Instant errata: NHK technically doesn’t bill people who own neither a TV nor a radio, but the onus is on the household to prove such a state to NHK’s satisfaction. Luddites are still harrassed and the assumption is that every household has at least one TV, which is probably a safe bet.

Listen Now:


icon for podpress  TPR News: 12/01/06: Play Now | Play in Popup | Download

Related Posts:

7 Comments »

Comments may be subject to moderation and/or approval before appearing. There is no need to post the same comment twice. The site moderator may remove any comment he or she deems inappropriate, without notice.

Comment by ken

December 1, 2006 @ 12:49 am

I have to agree with you for the most part on NHK. I think their approach is wrong - it’s simply a ripoff of the way the RIAA has gone about dealing with their supposed revenue loss through illegal downloads - and notice how little that has done to solve the perceived problem.

I don’t think that the Tokyo Summary Court is going to side with NHK on this issue - the law simply is not there to back up NHK’s claim. As we’ve seen time and time again with the court system in Japan, courts see their role as to determine what is legal and what isn’t - they aren’t out to interpret the law. I believe that a finding in NHK’s favor would be a shocking ruling and would be open to criticism of some kind of judicial meddling.

That said, I don’t think anyone should be paying until the court makes a decision. NHK seems to think that merely filing the request will cow people enough to make them pay. They may be right. But what are the consequences of such a strategy bound to be? As you’ve hinted, I think that the national broadcaster will end up scorned and hated, which is truly sad.

We know that by now, NHK officials must have gone to the Ministry of Posts and Communications, seeking a change in the law that would require people to pay. I wonder why such a change has not been proposed at the cabinet level. Perhaps the government is against doing such a thing. Perhaps due to NHK’s intransigence over the abduction issue - by having to take the step of forcing them to broadcast, the ministry will not back their requests for legislation.

I’ll have to dress like a tourist again and do some more lunchtime visits to coffee shops around Kasumigaseki, sitting next to the guys with rotten teeth who figure I can’t understand. I’ll get back to you on that one…

Pingback by Japan Probe -Japan News & Culture Blog » Blog Archive » News for December 01, 2006

December 1, 2006 @ 6:12 pm

[…] -More Political/Society/Business news for today at Trans-Pacific Radio! […]

Comment by Jarad

December 2, 2006 @ 8:42 pm

Actually NHK does have a large number of shows for kids, although because of the need to change something that is successful on TV here many of the shows are altered, or cancelled. The others, well most of them are from PBS in the United States with Japanese dubbing.

Comment by Ken

December 2, 2006 @ 10:04 pm

J-Rod: I guess NHK’s taking a cue from Coca-Cola Japan:

“What? People like it? Cancel the product and roll out a new one!”

Material:
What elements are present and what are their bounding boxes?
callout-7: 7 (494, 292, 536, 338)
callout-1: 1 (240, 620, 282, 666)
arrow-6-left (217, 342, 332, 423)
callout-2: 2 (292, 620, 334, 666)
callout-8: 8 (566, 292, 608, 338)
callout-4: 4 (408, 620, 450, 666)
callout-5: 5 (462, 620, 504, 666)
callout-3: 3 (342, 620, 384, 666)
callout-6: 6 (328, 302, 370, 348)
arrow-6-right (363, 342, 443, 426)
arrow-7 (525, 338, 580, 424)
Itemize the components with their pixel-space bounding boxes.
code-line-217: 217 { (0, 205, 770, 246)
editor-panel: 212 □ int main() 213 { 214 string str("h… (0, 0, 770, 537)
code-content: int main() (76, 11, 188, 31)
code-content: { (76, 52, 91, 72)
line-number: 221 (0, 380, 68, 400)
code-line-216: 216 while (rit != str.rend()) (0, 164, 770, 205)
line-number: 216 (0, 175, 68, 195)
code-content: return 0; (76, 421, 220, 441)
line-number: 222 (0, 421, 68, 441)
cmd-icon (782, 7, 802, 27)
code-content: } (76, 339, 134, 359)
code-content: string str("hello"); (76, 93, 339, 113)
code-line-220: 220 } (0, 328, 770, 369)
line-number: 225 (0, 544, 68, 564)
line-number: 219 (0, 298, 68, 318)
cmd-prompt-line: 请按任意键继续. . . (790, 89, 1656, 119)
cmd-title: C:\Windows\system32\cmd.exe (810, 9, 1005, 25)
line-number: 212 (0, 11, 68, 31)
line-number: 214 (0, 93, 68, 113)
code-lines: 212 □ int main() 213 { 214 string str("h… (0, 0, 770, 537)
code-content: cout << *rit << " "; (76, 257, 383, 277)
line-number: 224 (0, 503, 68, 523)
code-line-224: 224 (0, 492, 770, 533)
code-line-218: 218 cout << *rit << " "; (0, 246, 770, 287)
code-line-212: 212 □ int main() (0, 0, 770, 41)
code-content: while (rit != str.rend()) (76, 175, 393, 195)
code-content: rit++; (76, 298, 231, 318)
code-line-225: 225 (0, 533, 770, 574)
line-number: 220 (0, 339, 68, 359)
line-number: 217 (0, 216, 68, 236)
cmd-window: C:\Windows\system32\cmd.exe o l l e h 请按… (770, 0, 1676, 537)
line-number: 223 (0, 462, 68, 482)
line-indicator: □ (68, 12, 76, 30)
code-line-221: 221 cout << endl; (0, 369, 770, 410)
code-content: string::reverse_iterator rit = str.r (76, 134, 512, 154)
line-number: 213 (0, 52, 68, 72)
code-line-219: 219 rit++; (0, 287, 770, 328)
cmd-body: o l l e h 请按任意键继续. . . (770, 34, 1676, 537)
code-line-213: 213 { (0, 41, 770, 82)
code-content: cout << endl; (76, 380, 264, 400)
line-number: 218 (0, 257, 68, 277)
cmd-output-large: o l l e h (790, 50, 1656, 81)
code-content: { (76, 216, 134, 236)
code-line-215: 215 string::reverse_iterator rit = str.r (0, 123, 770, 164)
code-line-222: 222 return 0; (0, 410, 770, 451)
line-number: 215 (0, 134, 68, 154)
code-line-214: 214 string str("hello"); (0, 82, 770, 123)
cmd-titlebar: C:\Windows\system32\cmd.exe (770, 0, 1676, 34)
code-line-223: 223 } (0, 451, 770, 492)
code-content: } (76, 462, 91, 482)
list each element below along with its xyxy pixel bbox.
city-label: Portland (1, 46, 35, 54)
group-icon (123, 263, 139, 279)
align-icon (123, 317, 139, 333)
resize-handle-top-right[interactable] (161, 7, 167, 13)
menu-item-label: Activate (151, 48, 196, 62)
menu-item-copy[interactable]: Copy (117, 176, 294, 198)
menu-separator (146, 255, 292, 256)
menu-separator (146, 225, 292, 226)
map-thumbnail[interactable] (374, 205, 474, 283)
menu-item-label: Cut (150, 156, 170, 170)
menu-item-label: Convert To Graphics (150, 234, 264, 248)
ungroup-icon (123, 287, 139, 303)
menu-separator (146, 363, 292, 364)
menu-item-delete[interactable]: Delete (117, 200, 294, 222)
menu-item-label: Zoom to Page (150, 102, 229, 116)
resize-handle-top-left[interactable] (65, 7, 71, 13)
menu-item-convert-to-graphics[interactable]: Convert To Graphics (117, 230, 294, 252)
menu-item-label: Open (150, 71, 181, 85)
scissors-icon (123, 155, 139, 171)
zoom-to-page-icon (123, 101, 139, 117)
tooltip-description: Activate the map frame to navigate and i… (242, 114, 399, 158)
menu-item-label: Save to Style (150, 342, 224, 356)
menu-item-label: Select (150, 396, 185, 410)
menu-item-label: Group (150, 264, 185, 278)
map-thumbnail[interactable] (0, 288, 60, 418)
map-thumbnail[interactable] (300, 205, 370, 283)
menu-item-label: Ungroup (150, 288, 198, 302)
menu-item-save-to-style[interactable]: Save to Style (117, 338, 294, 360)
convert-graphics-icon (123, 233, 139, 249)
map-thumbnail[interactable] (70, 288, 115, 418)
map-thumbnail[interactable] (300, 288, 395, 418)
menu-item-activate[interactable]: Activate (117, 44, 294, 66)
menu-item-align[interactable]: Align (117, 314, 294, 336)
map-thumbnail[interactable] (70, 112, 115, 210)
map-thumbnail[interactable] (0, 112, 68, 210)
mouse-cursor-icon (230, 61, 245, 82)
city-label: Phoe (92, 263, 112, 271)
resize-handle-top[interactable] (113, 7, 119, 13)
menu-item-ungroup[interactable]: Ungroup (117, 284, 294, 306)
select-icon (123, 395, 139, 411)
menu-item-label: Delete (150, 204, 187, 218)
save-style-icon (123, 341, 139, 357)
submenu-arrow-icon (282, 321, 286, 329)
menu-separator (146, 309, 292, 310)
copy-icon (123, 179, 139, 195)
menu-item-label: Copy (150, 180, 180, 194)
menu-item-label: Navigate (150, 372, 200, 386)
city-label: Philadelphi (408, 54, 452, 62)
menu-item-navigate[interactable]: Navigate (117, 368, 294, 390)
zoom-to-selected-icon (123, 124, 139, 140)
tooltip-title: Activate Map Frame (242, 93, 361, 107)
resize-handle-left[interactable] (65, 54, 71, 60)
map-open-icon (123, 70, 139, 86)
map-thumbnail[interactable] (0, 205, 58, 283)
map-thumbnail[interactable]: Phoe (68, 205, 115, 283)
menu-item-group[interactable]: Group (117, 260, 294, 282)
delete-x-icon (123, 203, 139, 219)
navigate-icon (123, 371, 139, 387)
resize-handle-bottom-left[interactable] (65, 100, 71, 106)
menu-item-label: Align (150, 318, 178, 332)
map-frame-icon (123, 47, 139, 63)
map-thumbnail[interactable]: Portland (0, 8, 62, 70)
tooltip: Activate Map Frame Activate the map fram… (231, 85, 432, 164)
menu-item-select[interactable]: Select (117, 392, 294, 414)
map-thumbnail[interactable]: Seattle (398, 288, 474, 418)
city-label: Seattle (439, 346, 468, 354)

Do this: Write out the NHK discussion above word for word, everything from "icon for podpress" down to "the perceived problem.".

Task solution:
icon for podpress  TPR News: 12/01/06: Play Now | Play in Popup | Download

Related Posts:

7 Comments »

Comments may be subject to moderation and/or approval before appearing. There is no need to post the same comment twice. The site moderator may remove any comment he or she deems inappropriate, without notice.

Comment by ken

December 1, 2006 @ 12:49 am

I have to agree with you for the most part on NHK. I think their approach is wrong - it’s simply a ripoff of the way the RIAA has gone about dealing with their supposed revenue loss through illegal downloads - and notice how little that has done to solve the perceived problem.